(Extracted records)
»»
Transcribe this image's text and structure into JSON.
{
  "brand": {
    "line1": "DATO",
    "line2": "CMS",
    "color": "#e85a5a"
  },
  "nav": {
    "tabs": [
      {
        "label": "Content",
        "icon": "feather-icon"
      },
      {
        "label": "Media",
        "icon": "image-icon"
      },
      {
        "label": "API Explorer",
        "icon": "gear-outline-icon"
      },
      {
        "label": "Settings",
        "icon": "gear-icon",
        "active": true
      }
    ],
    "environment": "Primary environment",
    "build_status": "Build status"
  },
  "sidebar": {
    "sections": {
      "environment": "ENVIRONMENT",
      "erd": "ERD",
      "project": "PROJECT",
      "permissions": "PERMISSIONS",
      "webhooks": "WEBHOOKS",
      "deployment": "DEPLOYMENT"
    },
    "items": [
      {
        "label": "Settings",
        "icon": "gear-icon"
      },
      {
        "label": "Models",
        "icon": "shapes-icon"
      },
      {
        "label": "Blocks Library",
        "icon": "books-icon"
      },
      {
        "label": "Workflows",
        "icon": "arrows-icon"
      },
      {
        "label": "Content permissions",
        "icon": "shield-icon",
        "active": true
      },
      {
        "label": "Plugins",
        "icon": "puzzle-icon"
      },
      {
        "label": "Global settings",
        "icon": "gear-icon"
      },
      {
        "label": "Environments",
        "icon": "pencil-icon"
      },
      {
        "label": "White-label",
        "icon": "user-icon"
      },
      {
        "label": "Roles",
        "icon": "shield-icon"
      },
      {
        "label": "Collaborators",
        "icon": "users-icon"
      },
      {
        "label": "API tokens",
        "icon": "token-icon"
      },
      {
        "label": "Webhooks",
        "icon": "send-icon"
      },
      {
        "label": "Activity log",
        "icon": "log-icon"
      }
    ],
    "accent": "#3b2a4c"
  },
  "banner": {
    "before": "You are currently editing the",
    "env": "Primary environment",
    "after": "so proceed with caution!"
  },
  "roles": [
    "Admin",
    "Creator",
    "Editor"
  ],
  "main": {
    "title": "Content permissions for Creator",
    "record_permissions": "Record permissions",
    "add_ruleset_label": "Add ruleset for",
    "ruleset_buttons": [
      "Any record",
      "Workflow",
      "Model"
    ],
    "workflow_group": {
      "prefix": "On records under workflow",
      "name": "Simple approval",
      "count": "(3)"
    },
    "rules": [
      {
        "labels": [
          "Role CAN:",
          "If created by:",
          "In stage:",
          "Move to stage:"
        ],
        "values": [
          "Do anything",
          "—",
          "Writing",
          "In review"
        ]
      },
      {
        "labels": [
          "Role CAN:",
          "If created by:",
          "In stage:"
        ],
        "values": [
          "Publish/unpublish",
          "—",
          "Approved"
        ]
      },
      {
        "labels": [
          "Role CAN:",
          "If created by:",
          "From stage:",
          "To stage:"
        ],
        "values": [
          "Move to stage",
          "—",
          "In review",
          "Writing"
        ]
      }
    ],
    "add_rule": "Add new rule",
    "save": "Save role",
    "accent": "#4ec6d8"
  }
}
««
» **What needs to be done**:
Using the data above, reproduce every line exactly.

» **Solution to this task**:
Transcribe this image's text and structure into JSON.
{
  "brand": {
    "line1": "DATO",
    "line2": "CMS",
    "color": "#e85a5a"
  },
  "nav": {
    "tabs": [
      {
        "label": "Content",
        "icon": "feather-icon"
      },
      {
        "label": "Media",
        "icon": "image-icon"
      },
      {
        "label": "API Explorer",
        "icon": "gear-outline-icon"
      },
      {
        "label": "Settings",
        "icon": "gear-icon",
        "active": true
      }
    ],
    "environment": "Primary environment",
    "build_status": "Build status"
  },
  "sidebar": {
    "sections": {
      "environment": "ENVIRONMENT",
      "erd": "ERD",
      "project": "PROJECT",
      "permissions": "PERMISSIONS",
      "webhooks": "WEBHOOKS",
      "deployment": "DEPLOYMENT"
    },
    "items": [
      {
        "label": "Settings",
        "icon": "gear-icon"
      },
      {
        "label": "Models",
        "icon": "shapes-icon"
      },
      {
        "label": "Blocks Library",
        "icon": "books-icon"
      },
      {
        "label": "Workflows",
        "icon": "arrows-icon"
      },
      {
        "label": "Content permissions",
        "icon": "shield-icon",
        "active": true
      },
      {
        "label": "Plugins",
        "icon": "puzzle-icon"
      },
      {
        "label": "Global settings",
        "icon": "gear-icon"
      },
      {
        "label": "Environments",
        "icon": "pencil-icon"
      },
      {
        "label": "White-label",
        "icon": "user-icon"
      },
      {
        "label": "Roles",
        "icon": "shield-icon"
      },
      {
        "label": "Collaborators",
        "icon": "users-icon"
      },
      {
        "label": "API tokens",
        "icon": "token-icon"
      },
      {
        "label": "Webhooks",
        "icon": "send-icon"
      },
      {
        "label": "Activity log",
        "icon": "log-icon"
      }
    ],
    "accent": "#3b2a4c"
  },
  "banner": {
    "before": "You are currently editing the",
    "env": "Primary environment",
    "after": "so proceed with caution!"
  },
  "roles": [
    "Admin",
    "Creator",
    "Editor"
  ],
  "main": {
    "title": "Content permissions for Creator",
    "record_permissions": "Record permissions",
    "add_ruleset_label": "Add ruleset for",
    "ruleset_buttons": [
      "Any record",
      "Workflow",
      "Model"
    ],
    "workflow_group": {
      "prefix": "On records under workflow",
      "name": "Simple approval",
      "count": "(3)"
    },
    "rules": [
      {
        "labels": [
          "Role CAN:",
          "If created by:",
          "In stage:",
          "Move to stage:"
        ],
        "values": [
          "Do anything",
          "—",
          "Writing",
          "In review"
        ]
      },
      {
        "labels": [
          "Role CAN:",
          "If created by:",
          "In stage:"
        ],
        "values": [
          "Publish/unpublish",
          "—",
          "Approved"
        ]
      },
      {
        "labels": [
          "Role CAN:",
          "If created by:",
          "From stage:",
          "To stage:"
        ],
        "values": [
          "Move to stage",
          "—",
          "In review",
          "Writing"
        ]
      }
    ],
    "add_rule": "Add new rule",
    "save": "Save role",
    "accent": "#4ec6d8"
  }
}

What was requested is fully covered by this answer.